(Data items)
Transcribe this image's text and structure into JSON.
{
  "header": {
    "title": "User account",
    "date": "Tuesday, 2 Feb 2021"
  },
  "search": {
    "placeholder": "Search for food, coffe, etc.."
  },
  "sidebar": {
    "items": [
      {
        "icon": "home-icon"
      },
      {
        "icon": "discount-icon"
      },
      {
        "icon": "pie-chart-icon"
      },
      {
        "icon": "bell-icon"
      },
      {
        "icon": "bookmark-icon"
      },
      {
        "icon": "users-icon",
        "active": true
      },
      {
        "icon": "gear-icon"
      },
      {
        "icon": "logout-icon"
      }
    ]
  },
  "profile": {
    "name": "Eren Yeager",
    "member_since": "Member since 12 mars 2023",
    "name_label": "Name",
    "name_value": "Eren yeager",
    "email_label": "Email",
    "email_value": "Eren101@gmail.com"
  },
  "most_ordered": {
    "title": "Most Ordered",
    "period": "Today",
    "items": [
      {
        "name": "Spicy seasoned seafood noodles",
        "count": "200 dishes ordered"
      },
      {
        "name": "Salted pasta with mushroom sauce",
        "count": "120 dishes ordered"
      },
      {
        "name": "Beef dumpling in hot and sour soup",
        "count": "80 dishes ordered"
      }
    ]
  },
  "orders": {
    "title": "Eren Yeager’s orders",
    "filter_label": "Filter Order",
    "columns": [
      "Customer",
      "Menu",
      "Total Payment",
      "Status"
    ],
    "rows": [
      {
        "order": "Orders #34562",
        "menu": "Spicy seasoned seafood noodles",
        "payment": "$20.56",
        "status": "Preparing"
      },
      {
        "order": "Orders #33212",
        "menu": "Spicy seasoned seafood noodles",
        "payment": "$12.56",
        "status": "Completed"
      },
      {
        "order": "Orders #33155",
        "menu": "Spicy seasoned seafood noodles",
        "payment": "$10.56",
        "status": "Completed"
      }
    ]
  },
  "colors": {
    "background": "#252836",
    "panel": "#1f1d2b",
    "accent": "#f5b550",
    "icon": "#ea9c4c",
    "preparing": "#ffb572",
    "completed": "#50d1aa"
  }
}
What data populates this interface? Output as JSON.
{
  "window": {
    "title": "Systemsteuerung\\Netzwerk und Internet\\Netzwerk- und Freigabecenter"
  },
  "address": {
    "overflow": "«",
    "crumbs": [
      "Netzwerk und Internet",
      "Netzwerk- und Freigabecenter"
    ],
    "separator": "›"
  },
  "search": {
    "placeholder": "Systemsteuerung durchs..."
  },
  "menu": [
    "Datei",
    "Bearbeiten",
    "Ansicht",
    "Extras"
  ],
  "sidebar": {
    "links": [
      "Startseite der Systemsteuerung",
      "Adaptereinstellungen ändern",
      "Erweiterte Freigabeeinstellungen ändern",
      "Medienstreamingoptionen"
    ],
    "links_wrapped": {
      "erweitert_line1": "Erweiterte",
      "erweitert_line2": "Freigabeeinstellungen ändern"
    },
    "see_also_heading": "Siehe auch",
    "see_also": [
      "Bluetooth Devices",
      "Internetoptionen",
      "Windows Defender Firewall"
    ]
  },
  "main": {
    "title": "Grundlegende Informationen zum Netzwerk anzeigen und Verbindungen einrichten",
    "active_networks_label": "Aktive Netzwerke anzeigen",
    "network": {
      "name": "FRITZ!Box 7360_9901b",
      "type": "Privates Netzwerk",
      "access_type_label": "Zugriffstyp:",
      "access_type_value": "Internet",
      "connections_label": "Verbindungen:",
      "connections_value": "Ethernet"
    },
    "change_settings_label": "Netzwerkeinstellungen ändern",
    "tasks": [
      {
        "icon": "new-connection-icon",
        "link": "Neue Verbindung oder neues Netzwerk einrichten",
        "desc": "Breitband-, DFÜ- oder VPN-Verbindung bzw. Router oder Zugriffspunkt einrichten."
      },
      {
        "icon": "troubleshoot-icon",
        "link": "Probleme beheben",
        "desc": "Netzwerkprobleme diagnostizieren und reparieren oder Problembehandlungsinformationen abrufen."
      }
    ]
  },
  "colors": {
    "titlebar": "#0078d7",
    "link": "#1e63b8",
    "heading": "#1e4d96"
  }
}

**EXERCISE PROMPT**: Pull out each line holding the string "icon".

**EXERCISE ANSWER**:
        "icon": "home-icon"
        "icon": "discount-icon"
        "icon": "pie-chart-icon"
        "icon": "bell-icon"
        "icon": "bookmark-icon"
        "icon": "users-icon",
        "icon": "gear-icon"
        "icon": "logout-icon"
    "icon": "#ea9c4c",
        "icon": "new-connection-icon",
        "icon": "troubleshoot-icon",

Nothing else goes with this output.